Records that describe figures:
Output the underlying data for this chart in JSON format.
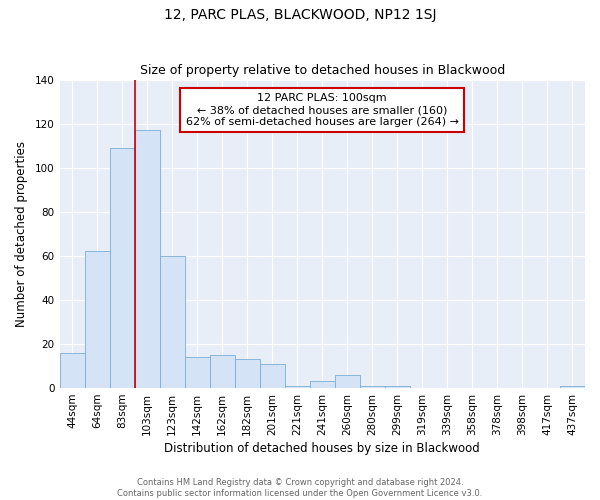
{
  "title": "12, PARC PLAS, BLACKWOOD, NP12 1SJ",
  "subtitle": "Size of property relative to detached houses in Blackwood",
  "xlabel": "Distribution of detached houses by size in Blackwood",
  "ylabel": "Number of detached properties",
  "bar_labels": [
    "44sqm",
    "64sqm",
    "83sqm",
    "103sqm",
    "123sqm",
    "142sqm",
    "162sqm",
    "182sqm",
    "201sqm",
    "221sqm",
    "241sqm",
    "260sqm",
    "280sqm",
    "299sqm",
    "319sqm",
    "339sqm",
    "358sqm",
    "378sqm",
    "398sqm",
    "417sqm",
    "437sqm"
  ],
  "bar_values": [
    16,
    62,
    109,
    117,
    60,
    14,
    15,
    13,
    11,
    1,
    3,
    6,
    1,
    1,
    0,
    0,
    0,
    0,
    0,
    0,
    1
  ],
  "bar_color": "#d4e3f5",
  "bar_edge_color": "#7aadd4",
  "vline_color": "#cc0000",
  "vline_bar_index": 3,
  "ylim": [
    0,
    140
  ],
  "yticks": [
    0,
    20,
    40,
    60,
    80,
    100,
    120,
    140
  ],
  "annotation_text_line1": "12 PARC PLAS: 100sqm",
  "annotation_text_line2": "← 38% of detached houses are smaller (160)",
  "annotation_text_line3": "62% of semi-detached houses are larger (264) →",
  "annotation_box_color": "#ffffff",
  "annotation_box_edge": "#cc0000",
  "footer_line1": "Contains HM Land Registry data © Crown copyright and database right 2024.",
  "footer_line2": "Contains public sector information licensed under the Open Government Licence v3.0.",
  "bg_color": "#e8eef8",
  "grid_color": "#ffffff",
  "title_fontsize": 10,
  "subtitle_fontsize": 9,
  "axis_label_fontsize": 8.5,
  "tick_fontsize": 7.5
}
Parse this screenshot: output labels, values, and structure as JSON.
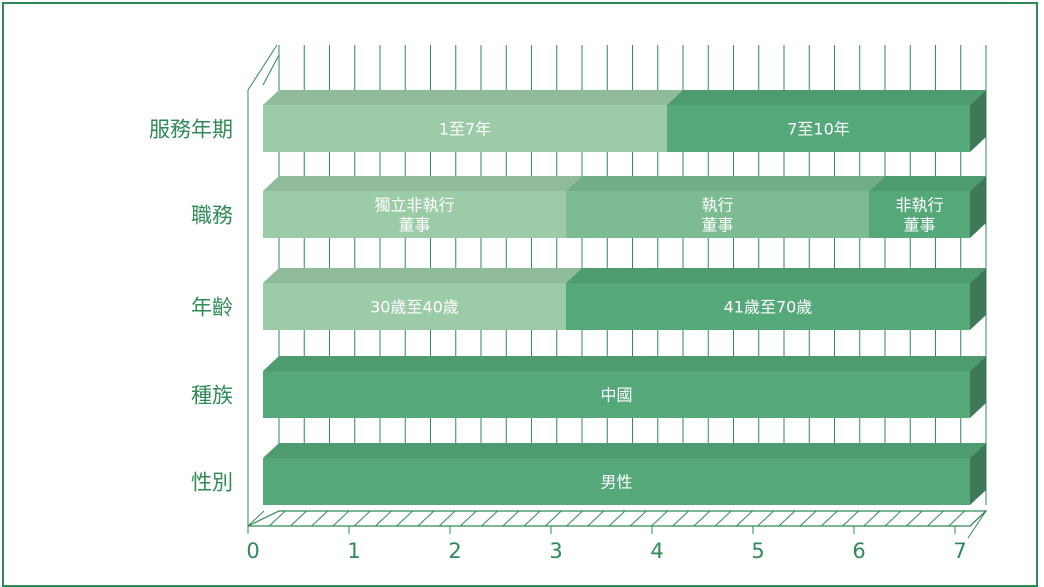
{
  "chart_data": {
    "type": "bar",
    "orientation": "horizontal",
    "stacked": true,
    "three_d": true,
    "xlim": [
      0,
      7
    ],
    "x_ticks": [
      "0",
      "1",
      "2",
      "3",
      "4",
      "5",
      "6",
      "7"
    ],
    "grid": true,
    "categories": [
      "服務年期",
      "職務",
      "年齡",
      "種族",
      "性別"
    ],
    "segments": [
      [
        {
          "label": "1至7年",
          "value": 4,
          "color": "#9ccba8"
        },
        {
          "label": "7至10年",
          "value": 3,
          "color": "#55a87a"
        }
      ],
      [
        {
          "label": "獨立非執行\n董事",
          "value": 3,
          "color": "#9ccba8"
        },
        {
          "label": "執行\n董事",
          "value": 3,
          "color": "#7dbc92"
        },
        {
          "label": "非執行\n董事",
          "value": 1,
          "color": "#55a87a"
        }
      ],
      [
        {
          "label": "30歲至40歲",
          "value": 3,
          "color": "#9ccba8"
        },
        {
          "label": "41歲至70歲",
          "value": 4,
          "color": "#55a87a"
        }
      ],
      [
        {
          "label": "中國",
          "value": 7,
          "color": "#55a87a"
        }
      ],
      [
        {
          "label": "男性",
          "value": 7,
          "color": "#55a87a"
        }
      ]
    ]
  },
  "colors": {
    "frame": "#2e8b57",
    "axis": "#2e8b57",
    "text": "#2e8b57"
  }
}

▶ _WRITTEN REQUEST_
Without the pictures, restate all the entries above exactly.

▶ _EXERCISE SOLUTION_
Output the underlying data for this chart in JSON format.
{
  "title": "12, PARC PLAS, BLACKWOOD, NP12 1SJ",
  "subtitle": "Size of property relative to detached houses in Blackwood",
  "xlabel": "Distribution of detached houses by size in Blackwood",
  "ylabel": "Number of detached properties",
  "bar_labels": [
    "44sqm",
    "64sqm",
    "83sqm",
    "103sqm",
    "123sqm",
    "142sqm",
    "162sqm",
    "182sqm",
    "201sqm",
    "221sqm",
    "241sqm",
    "260sqm",
    "280sqm",
    "299sqm",
    "319sqm",
    "339sqm",
    "358sqm",
    "378sqm",
    "398sqm",
    "417sqm",
    "437sqm"
  ],
  "bar_values": [
    16,
    62,
    109,
    117,
    60,
    14,
    15,
    13,
    11,
    1,
    3,
    6,
    1,
    1,
    0,
    0,
    0,
    0,
    0,
    0,
    1
  ],
  "bar_color": "#d4e3f5",
  "bar_edge_color": "#7aadd4",
  "vline_color": "#cc0000",
  "vline_bar_index": 3,
  "ylim": [
    0,
    140
  ],
  "yticks": [
    0,
    20,
    40,
    60,
    80,
    100,
    120,
    140
  ],
  "annotation_text_line1": "12 PARC PLAS: 100sqm",
  "annotation_text_line2": "← 38% of detached houses are smaller (160)",
  "annotation_text_line3": "62% of semi-detached houses are larger (264) →",
  "annotation_box_color": "#ffffff",
  "annotation_box_edge": "#cc0000",
  "footer_line1": "Contains HM Land Registry data © Crown copyright and database right 2024.",
  "footer_line2": "Contains public sector information licensed under the Open Government Licence v3.0.",
  "bg_color": "#e8eef8",
  "grid_color": "#ffffff",
  "title_fontsize": 10,
  "subtitle_fontsize": 9,
  "axis_label_fontsize": 8.5,
  "tick_fontsize": 7.5
}
Parse this screenshot: output labels, values, and structure as JSON.
{
  "chart_data": {
    "type": "bar",
    "orientation": "horizontal",
    "stacked": true,
    "three_d": true,
    "xlim": [
      0,
      7
    ],
    "x_ticks": [
      "0",
      "1",
      "2",
      "3",
      "4",
      "5",
      "6",
      "7"
    ],
    "grid": true,
    "categories": [
      "服務年期",
      "職務",
      "年齡",
      "種族",
      "性別"
    ],
    "segments": [
      [
        {
          "label": "1至7年",
          "value": 4,
          "color": "#9ccba8"
        },
        {
          "label": "7至10年",
          "value": 3,
          "color": "#55a87a"
        }
      ],
      [
        {
          "label": "獨立非執行\n董事",
          "value": 3,
          "color": "#9ccba8"
        },
        {
          "label": "執行\n董事",
          "value": 3,
          "color": "#7dbc92"
        },
        {
          "label": "非執行\n董事",
          "value": 1,
          "color": "#55a87a"
        }
      ],
      [
        {
          "label": "30歲至40歲",
          "value": 3,
          "color": "#9ccba8"
        },
        {
          "label": "41歲至70歲",
          "value": 4,
          "color": "#55a87a"
        }
      ],
      [
        {
          "label": "中國",
          "value": 7,
          "color": "#55a87a"
        }
      ],
      [
        {
          "label": "男性",
          "value": 7,
          "color": "#55a87a"
        }
      ]
    ]
  },
  "colors": {
    "frame": "#2e8b57",
    "axis": "#2e8b57",
    "text": "#2e8b57"
  }
}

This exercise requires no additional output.